• **Given exercise**
Reproduce each line exactly.

===== Materials provided

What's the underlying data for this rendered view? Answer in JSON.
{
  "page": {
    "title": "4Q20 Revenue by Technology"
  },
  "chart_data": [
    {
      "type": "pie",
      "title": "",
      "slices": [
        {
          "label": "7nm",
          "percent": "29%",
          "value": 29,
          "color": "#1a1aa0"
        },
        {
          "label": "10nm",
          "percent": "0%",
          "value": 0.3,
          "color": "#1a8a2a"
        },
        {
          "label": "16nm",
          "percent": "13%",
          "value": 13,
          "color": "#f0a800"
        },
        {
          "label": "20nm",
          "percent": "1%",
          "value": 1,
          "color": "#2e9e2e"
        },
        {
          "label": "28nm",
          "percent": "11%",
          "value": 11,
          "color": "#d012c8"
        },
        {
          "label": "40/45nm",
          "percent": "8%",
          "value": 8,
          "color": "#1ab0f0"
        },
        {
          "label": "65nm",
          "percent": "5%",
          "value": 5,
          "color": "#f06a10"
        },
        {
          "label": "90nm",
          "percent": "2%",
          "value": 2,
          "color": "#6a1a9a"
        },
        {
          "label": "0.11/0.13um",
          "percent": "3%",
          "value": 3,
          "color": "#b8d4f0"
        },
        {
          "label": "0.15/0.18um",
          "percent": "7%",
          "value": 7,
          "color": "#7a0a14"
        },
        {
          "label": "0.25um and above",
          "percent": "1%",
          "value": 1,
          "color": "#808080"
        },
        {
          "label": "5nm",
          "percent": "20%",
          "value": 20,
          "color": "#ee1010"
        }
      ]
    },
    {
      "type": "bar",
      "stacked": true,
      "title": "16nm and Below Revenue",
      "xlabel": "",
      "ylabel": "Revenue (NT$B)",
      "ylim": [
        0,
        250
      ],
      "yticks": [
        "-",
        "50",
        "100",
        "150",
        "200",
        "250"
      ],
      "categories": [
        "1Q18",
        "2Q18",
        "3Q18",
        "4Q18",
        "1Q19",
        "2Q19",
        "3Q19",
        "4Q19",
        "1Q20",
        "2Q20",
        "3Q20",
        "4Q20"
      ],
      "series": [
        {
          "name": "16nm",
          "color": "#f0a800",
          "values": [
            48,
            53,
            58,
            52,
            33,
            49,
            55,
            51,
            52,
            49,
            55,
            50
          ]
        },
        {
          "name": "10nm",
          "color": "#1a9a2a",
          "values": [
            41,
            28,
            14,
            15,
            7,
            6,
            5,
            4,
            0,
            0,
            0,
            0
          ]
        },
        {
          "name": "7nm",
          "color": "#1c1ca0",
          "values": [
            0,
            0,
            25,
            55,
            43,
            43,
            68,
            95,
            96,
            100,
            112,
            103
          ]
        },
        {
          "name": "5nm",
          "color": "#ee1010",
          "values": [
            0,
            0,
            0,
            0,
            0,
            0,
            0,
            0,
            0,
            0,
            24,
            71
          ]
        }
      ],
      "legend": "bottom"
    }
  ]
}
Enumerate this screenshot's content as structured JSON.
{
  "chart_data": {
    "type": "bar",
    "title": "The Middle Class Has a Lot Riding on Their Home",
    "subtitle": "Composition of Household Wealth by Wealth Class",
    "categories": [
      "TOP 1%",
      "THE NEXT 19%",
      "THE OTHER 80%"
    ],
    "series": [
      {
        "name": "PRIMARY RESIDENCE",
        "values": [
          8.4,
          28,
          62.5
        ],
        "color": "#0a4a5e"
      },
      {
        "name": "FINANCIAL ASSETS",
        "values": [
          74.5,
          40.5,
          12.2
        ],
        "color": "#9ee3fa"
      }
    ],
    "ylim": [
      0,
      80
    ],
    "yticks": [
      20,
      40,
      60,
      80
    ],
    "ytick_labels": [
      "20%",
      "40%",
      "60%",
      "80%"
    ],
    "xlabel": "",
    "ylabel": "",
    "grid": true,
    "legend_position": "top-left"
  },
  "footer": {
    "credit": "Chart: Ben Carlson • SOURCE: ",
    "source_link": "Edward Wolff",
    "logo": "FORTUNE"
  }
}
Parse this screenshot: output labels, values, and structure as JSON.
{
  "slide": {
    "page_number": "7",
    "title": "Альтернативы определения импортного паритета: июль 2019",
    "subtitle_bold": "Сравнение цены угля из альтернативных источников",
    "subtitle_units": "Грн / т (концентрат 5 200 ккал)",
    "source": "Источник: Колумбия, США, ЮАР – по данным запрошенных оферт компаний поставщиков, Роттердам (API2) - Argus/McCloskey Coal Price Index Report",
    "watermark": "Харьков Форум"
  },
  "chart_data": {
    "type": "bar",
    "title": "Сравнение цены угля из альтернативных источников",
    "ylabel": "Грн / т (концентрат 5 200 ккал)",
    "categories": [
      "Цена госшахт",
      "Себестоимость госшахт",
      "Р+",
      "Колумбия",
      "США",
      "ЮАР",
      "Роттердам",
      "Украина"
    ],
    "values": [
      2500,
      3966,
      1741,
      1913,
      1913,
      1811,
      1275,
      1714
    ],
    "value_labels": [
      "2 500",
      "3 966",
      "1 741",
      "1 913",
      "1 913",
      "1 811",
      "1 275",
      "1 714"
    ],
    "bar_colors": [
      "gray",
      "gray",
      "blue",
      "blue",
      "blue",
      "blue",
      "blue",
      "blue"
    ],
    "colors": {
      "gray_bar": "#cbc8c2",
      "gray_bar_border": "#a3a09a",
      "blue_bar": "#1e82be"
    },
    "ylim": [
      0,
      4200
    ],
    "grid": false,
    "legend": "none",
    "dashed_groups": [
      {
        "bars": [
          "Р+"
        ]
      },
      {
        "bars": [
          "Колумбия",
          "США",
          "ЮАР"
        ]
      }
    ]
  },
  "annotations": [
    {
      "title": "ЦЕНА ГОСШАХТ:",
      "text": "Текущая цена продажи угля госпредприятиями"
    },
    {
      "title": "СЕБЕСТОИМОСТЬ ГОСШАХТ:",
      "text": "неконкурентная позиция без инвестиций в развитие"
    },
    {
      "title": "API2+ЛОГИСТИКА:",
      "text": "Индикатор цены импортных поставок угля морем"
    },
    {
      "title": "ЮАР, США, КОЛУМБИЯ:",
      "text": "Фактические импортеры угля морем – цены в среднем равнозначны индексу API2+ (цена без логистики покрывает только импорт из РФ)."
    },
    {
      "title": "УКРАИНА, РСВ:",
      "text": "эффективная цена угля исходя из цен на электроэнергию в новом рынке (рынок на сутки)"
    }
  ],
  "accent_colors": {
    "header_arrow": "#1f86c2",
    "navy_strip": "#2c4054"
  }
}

==========

• **Task output**
What's the underlying data for this rendered view? Answer in JSON.
{
  "page": {
    "title": "4Q20 Revenue by Technology"
  },
  "chart_data": [
    {
      "type": "pie",
      "title": "",
      "slices": [
        {
          "label": "7nm",
          "percent": "29%",
          "value": 29,
          "color": "#1a1aa0"
        },
        {
          "label": "10nm",
          "percent": "0%",
          "value": 0.3,
          "color": "#1a8a2a"
        },
        {
          "label": "16nm",
          "percent": "13%",
          "value": 13,
          "color": "#f0a800"
        },
        {
          "label": "20nm",
          "percent": "1%",
          "value": 1,
          "color": "#2e9e2e"
        },
        {
          "label": "28nm",
          "percent": "11%",
          "value": 11,
          "color": "#d012c8"
        },
        {
          "label": "40/45nm",
          "percent": "8%",
          "value": 8,
          "color": "#1ab0f0"
        },
        {
          "label": "65nm",
          "percent": "5%",
          "value": 5,
          "color": "#f06a10"
        },
        {
          "label": "90nm",
          "percent": "2%",
          "value": 2,
          "color": "#6a1a9a"
        },
        {
          "label": "0.11/0.13um",
          "percent": "3%",
          "value": 3,
          "color": "#b8d4f0"
        },
        {
          "label": "0.15/0.18um",
          "percent": "7%",
          "value": 7,
          "color": "#7a0a14"
        },
        {
          "label": "0.25um and above",
          "percent": "1%",
          "value": 1,
          "color": "#808080"
        },
        {
          "label": "5nm",
          "percent": "20%",
          "value": 20,
          "color": "#ee1010"
        }
      ]
    },
    {
      "type": "bar",
      "stacked": true,
      "title": "16nm and Below Revenue",
      "xlabel": "",
      "ylabel": "Revenue (NT$B)",
      "ylim": [
        0,
        250
      ],
      "yticks": [
        "-",
        "50",
        "100",
        "150",
        "200",
        "250"
      ],
      "categories": [
        "1Q18",
        "2Q18",
        "3Q18",
        "4Q18",
        "1Q19",
        "2Q19",
        "3Q19",
        "4Q19",
        "1Q20",
        "2Q20",
        "3Q20",
        "4Q20"
      ],
      "series": [
        {
          "name": "16nm",
          "color": "#f0a800",
          "values": [
            48,
            53,
            58,
            52,
            33,
            49,
            55,
            51,
            52,
            49,
            55,
            50
          ]
        },
        {
          "name": "10nm",
          "color": "#1a9a2a",
          "values": [
            41,
            28,
            14,
            15,
            7,
            6,
            5,
            4,
            0,
            0,
            0,
            0
          ]
        },
        {
          "name": "7nm",
          "color": "#1c1ca0",
          "values": [
            0,
            0,
            25,
            55,
            43,
            43,
            68,
            95,
            96,
            100,
            112,
            103
          ]
        },
        {
          "name": "5nm",
          "color": "#ee1010",
          "values": [
            0,
            0,
            0,
            0,
            0,
            0,
            0,
            0,
            0,
            0,
            24,
            71
          ]
        }
      ],
      "legend": "bottom"
    }
  ]
}
Enumerate this screenshot's content as structured JSON.
{
  "chart_data": {
    "type": "bar",
    "title": "The Middle Class Has a Lot Riding on Their Home",
    "subtitle": "Composition of Household Wealth by Wealth Class",
    "categories": [
      "TOP 1%",
      "THE NEXT 19%",
      "THE OTHER 80%"
    ],
    "series": [
      {
        "name": "PRIMARY RESIDENCE",
        "values": [
          8.4,
          28,
          62.5
        ],
        "color": "#0a4a5e"
      },
      {
        "name": "FINANCIAL ASSETS",
        "values": [
          74.5,
          40.5,
          12.2
        ],
        "color": "#9ee3fa"
      }
    ],
    "ylim": [
      0,
      80
    ],
    "yticks": [
      20,
      40,
      60,
      80
    ],
    "ytick_labels": [
      "20%",
      "40%",
      "60%",
      "80%"
    ],
    "xlabel": "",
    "ylabel": "",
    "grid": true,
    "legend_position": "top-left"
  },
  "footer": {
    "credit": "Chart: Ben Carlson • SOURCE: ",
    "source_link": "Edward Wolff",
    "logo": "FORTUNE"
  }
}
Parse this screenshot: output labels, values, and structure as JSON.
{
  "slide": {
    "page_number": "7",
    "title": "Альтернативы определения импортного паритета: июль 2019",
    "subtitle_bold": "Сравнение цены угля из альтернативных источников",
    "subtitle_units": "Грн / т (концентрат 5 200 ккал)",
    "source": "Источник: Колумбия, США, ЮАР – по данным запрошенных оферт компаний поставщиков, Роттердам (API2) - Argus/McCloskey Coal Price Index Report",
    "watermark": "Харьков Форум"
  },
  "chart_data": {
    "type": "bar",
    "title": "Сравнение цены угля из альтернативных источников",
    "ylabel": "Грн / т (концентрат 5 200 ккал)",
    "categories": [
      "Цена госшахт",
      "Себестоимость госшахт",
      "Р+",
      "Колумбия",
      "США",
      "ЮАР",
      "Роттердам",
      "Украина"
    ],
    "values": [
      2500,
      3966,
      1741,
      1913,
      1913,
      1811,
      1275,
      1714
    ],
    "value_labels": [
      "2 500",
      "3 966",
      "1 741",
      "1 913",
      "1 913",
      "1 811",
      "1 275",
      "1 714"
    ],
    "bar_colors": [
      "gray",
      "gray",
      "blue",
      "blue",
      "blue",
      "blue",
      "blue",
      "blue"
    ],
    "colors": {
      "gray_bar": "#cbc8c2",
      "gray_bar_border": "#a3a09a",
      "blue_bar": "#1e82be"
    },
    "ylim": [
      0,
      4200
    ],
    "grid": false,
    "legend": "none",
    "dashed_groups": [
      {
        "bars": [
          "Р+"
        ]
      },
      {
        "bars": [
          "Колумбия",
          "США",
          "ЮАР"
        ]
      }
    ]
  },
  "annotations": [
    {
      "title": "ЦЕНА ГОСШАХТ:",
      "text": "Текущая цена продажи угля госпредприятиями"
    },
    {
      "title": "СЕБЕСТОИМОСТЬ ГОСШАХТ:",
      "text": "неконкурентная позиция без инвестиций в развитие"
    },
    {
      "title": "API2+ЛОГИСТИКА:",
      "text": "Индикатор цены импортных поставок угля морем"
    },
    {
      "title": "ЮАР, США, КОЛУМБИЯ:",
      "text": "Фактические импортеры угля морем – цены в среднем равнозначны индексу API2+ (цена без логистики покрывает только импорт из РФ)."
    },
    {
      "title": "УКРАИНА, РСВ:",
      "text": "эффективная цена угля исходя из цен на электроэнергию в новом рынке (рынок на сутки)"
    }
  ],
  "accent_colors": {
    "header_arrow": "#1f86c2",
    "navy_strip": "#2c4054"
  }
}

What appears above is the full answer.